_MATERIALS PROVIDED_
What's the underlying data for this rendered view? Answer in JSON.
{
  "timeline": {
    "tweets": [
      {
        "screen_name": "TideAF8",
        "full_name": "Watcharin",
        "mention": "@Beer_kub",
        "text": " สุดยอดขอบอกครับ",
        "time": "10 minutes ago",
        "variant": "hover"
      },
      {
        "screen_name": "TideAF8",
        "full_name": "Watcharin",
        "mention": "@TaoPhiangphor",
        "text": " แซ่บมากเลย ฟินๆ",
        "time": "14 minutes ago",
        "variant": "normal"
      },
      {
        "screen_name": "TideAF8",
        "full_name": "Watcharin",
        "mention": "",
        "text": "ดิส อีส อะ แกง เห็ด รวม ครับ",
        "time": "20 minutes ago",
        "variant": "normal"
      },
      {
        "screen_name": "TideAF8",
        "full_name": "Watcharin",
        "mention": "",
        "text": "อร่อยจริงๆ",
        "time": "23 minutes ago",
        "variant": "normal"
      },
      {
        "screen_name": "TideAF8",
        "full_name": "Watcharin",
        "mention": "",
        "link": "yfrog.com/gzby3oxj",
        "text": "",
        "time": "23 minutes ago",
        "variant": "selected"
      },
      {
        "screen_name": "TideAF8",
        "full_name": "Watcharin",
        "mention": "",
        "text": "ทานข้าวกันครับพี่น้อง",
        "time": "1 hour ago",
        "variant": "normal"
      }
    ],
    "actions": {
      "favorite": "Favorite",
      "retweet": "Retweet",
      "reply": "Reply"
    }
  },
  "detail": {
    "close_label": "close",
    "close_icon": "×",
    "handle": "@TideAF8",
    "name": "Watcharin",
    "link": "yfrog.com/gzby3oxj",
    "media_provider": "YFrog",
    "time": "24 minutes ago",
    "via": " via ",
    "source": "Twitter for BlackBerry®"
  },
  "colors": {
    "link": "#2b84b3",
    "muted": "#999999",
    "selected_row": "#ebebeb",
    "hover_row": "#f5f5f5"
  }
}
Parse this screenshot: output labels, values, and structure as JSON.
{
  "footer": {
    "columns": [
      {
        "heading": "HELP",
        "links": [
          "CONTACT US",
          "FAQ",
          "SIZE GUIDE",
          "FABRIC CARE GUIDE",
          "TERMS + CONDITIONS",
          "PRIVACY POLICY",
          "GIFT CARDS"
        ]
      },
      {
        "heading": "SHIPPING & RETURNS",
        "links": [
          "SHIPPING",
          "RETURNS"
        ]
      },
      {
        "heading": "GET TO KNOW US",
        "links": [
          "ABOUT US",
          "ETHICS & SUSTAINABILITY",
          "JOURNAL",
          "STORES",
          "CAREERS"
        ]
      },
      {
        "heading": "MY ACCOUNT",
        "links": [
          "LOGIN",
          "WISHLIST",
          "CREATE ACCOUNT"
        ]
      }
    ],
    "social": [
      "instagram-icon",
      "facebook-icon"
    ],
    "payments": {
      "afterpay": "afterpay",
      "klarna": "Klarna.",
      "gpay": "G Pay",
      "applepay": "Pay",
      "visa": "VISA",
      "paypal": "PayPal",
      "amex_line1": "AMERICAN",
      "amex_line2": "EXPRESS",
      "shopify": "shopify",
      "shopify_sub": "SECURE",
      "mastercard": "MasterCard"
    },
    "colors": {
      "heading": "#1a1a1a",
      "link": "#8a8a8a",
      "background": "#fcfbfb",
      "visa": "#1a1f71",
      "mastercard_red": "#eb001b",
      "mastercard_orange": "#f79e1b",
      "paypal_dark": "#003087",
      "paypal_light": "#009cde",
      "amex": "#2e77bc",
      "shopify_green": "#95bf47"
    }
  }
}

_GOAL_
Write every record out again, unaltered.

_EXERCISE RESULT_
What's the underlying data for this rendered view? Answer in JSON.
{
  "timeline": {
    "tweets": [
      {
        "screen_name": "TideAF8",
        "full_name": "Watcharin",
        "mention": "@Beer_kub",
        "text": " สุดยอดขอบอกครับ",
        "time": "10 minutes ago",
        "variant": "hover"
      },
      {
        "screen_name": "TideAF8",
        "full_name": "Watcharin",
        "mention": "@TaoPhiangphor",
        "text": " แซ่บมากเลย ฟินๆ",
        "time": "14 minutes ago",
        "variant": "normal"
      },
      {
        "screen_name": "TideAF8",
        "full_name": "Watcharin",
        "mention": "",
        "text": "ดิส อีส อะ แกง เห็ด รวม ครับ",
        "time": "20 minutes ago",
        "variant": "normal"
      },
      {
        "screen_name": "TideAF8",
        "full_name": "Watcharin",
        "mention": "",
        "text": "อร่อยจริงๆ",
        "time": "23 minutes ago",
        "variant": "normal"
      },
      {
        "screen_name": "TideAF8",
        "full_name": "Watcharin",
        "mention": "",
        "link": "yfrog.com/gzby3oxj",
        "text": "",
        "time": "23 minutes ago",
        "variant": "selected"
      },
      {
        "screen_name": "TideAF8",
        "full_name": "Watcharin",
        "mention": "",
        "text": "ทานข้าวกันครับพี่น้อง",
        "time": "1 hour ago",
        "variant": "normal"
      }
    ],
    "actions": {
      "favorite": "Favorite",
      "retweet": "Retweet",
      "reply": "Reply"
    }
  },
  "detail": {
    "close_label": "close",
    "close_icon": "×",
    "handle": "@TideAF8",
    "name": "Watcharin",
    "link": "yfrog.com/gzby3oxj",
    "media_provider": "YFrog",
    "time": "24 minutes ago",
    "via": " via ",
    "source": "Twitter for BlackBerry®"
  },
  "colors": {
    "link": "#2b84b3",
    "muted": "#999999",
    "selected_row": "#ebebeb",
    "hover_row": "#f5f5f5"
  }
}
Parse this screenshot: output labels, values, and structure as JSON.
{
  "footer": {
    "columns": [
      {
        "heading": "HELP",
        "links": [
          "CONTACT US",
          "FAQ",
          "SIZE GUIDE",
          "FABRIC CARE GUIDE",
          "TERMS + CONDITIONS",
          "PRIVACY POLICY",
          "GIFT CARDS"
        ]
      },
      {
        "heading": "SHIPPING & RETURNS",
        "links": [
          "SHIPPING",
          "RETURNS"
        ]
      },
      {
        "heading": "GET TO KNOW US",
        "links": [
          "ABOUT US",
          "ETHICS & SUSTAINABILITY",
          "JOURNAL",
          "STORES",
          "CAREERS"
        ]
      },
      {
        "heading": "MY ACCOUNT",
        "links": [
          "LOGIN",
          "WISHLIST",
          "CREATE ACCOUNT"
        ]
      }
    ],
    "social": [
      "instagram-icon",
      "facebook-icon"
    ],
    "payments": {
      "afterpay": "afterpay",
      "klarna": "Klarna.",
      "gpay": "G Pay",
      "applepay": "Pay",
      "visa": "VISA",
      "paypal": "PayPal",
      "amex_line1": "AMERICAN",
      "amex_line2": "EXPRESS",
      "shopify": "shopify",
      "shopify_sub": "SECURE",
      "mastercard": "MasterCard"
    },
    "colors": {
      "heading": "#1a1a1a",
      "link": "#8a8a8a",
      "background": "#fcfbfb",
      "visa": "#1a1f71",
      "mastercard_red": "#eb001b",
      "mastercard_orange": "#f79e1b",
      "paypal_dark": "#003087",
      "paypal_light": "#009cde",
      "amex": "#2e77bc",
      "shopify_green": "#95bf47"
    }
  }
}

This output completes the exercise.